EXERCISE OBJECTIVE:
Quote all of the data below exactly, please.

DATASET ROWS:
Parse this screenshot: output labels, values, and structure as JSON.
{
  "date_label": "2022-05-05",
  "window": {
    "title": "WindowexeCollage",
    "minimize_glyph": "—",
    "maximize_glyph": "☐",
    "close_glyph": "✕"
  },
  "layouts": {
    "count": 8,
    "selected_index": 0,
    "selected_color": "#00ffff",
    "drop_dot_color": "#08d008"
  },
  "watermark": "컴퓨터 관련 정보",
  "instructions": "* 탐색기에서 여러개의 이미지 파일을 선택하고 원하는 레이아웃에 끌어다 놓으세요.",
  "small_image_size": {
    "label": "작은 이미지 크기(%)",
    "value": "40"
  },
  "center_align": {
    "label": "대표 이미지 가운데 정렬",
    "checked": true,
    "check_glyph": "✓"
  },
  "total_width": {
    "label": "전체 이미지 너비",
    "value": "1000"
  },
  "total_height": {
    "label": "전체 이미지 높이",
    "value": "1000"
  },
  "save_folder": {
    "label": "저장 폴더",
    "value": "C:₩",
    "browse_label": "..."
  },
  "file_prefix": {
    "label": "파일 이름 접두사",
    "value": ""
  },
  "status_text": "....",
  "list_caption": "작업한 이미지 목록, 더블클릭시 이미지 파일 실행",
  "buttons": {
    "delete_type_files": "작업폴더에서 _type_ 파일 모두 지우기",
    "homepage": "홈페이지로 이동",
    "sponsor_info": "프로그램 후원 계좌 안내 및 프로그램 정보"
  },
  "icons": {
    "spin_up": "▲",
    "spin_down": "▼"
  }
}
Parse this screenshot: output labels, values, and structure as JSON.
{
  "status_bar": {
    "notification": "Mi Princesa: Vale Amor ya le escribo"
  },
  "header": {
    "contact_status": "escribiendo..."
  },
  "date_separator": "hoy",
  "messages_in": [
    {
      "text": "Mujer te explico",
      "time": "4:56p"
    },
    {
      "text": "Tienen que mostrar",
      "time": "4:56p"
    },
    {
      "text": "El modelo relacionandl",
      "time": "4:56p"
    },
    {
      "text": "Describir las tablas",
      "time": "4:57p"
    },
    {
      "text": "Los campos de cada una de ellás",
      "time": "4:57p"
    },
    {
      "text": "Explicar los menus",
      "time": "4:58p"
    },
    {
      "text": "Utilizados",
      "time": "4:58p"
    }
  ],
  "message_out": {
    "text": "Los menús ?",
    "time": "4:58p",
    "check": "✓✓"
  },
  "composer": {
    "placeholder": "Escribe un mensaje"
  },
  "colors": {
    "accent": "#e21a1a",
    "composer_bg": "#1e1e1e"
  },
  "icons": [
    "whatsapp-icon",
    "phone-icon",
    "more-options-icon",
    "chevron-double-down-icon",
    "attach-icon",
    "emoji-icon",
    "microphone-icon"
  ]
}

THE RESULT:
Parse this screenshot: output labels, values, and structure as JSON.
{
  "date_label": "2022-05-05",
  "window": {
    "title": "WindowexeCollage",
    "minimize_glyph": "—",
    "maximize_glyph": "☐",
    "close_glyph": "✕"
  },
  "layouts": {
    "count": 8,
    "selected_index": 0,
    "selected_color": "#00ffff",
    "drop_dot_color": "#08d008"
  },
  "watermark": "컴퓨터 관련 정보",
  "instructions": "* 탐색기에서 여러개의 이미지 파일을 선택하고 원하는 레이아웃에 끌어다 놓으세요.",
  "small_image_size": {
    "label": "작은 이미지 크기(%)",
    "value": "40"
  },
  "center_align": {
    "label": "대표 이미지 가운데 정렬",
    "checked": true,
    "check_glyph": "✓"
  },
  "total_width": {
    "label": "전체 이미지 너비",
    "value": "1000"
  },
  "total_height": {
    "label": "전체 이미지 높이",
    "value": "1000"
  },
  "save_folder": {
    "label": "저장 폴더",
    "value": "C:₩",
    "browse_label": "..."
  },
  "file_prefix": {
    "label": "파일 이름 접두사",
    "value": ""
  },
  "status_text": "....",
  "list_caption": "작업한 이미지 목록, 더블클릭시 이미지 파일 실행",
  "buttons": {
    "delete_type_files": "작업폴더에서 _type_ 파일 모두 지우기",
    "homepage": "홈페이지로 이동",
    "sponsor_info": "프로그램 후원 계좌 안내 및 프로그램 정보"
  },
  "icons": {
    "spin_up": "▲",
    "spin_down": "▼"
  }
}
Parse this screenshot: output labels, values, and structure as JSON.
{
  "status_bar": {
    "notification": "Mi Princesa: Vale Amor ya le escribo"
  },
  "header": {
    "contact_status": "escribiendo..."
  },
  "date_separator": "hoy",
  "messages_in": [
    {
      "text": "Mujer te explico",
      "time": "4:56p"
    },
    {
      "text": "Tienen que mostrar",
      "time": "4:56p"
    },
    {
      "text": "El modelo relacionandl",
      "time": "4:56p"
    },
    {
      "text": "Describir las tablas",
      "time": "4:57p"
    },
    {
      "text": "Los campos de cada una de ellás",
      "time": "4:57p"
    },
    {
      "text": "Explicar los menus",
      "time": "4:58p"
    },
    {
      "text": "Utilizados",
      "time": "4:58p"
    }
  ],
  "message_out": {
    "text": "Los menús ?",
    "time": "4:58p",
    "check": "✓✓"
  },
  "composer": {
    "placeholder": "Escribe un mensaje"
  },
  "colors": {
    "accent": "#e21a1a",
    "composer_bg": "#1e1e1e"
  },
  "icons": [
    "whatsapp-icon",
    "phone-icon",
    "more-options-icon",
    "chevron-double-down-icon",
    "attach-icon",
    "emoji-icon",
    "microphone-icon"
  ]
}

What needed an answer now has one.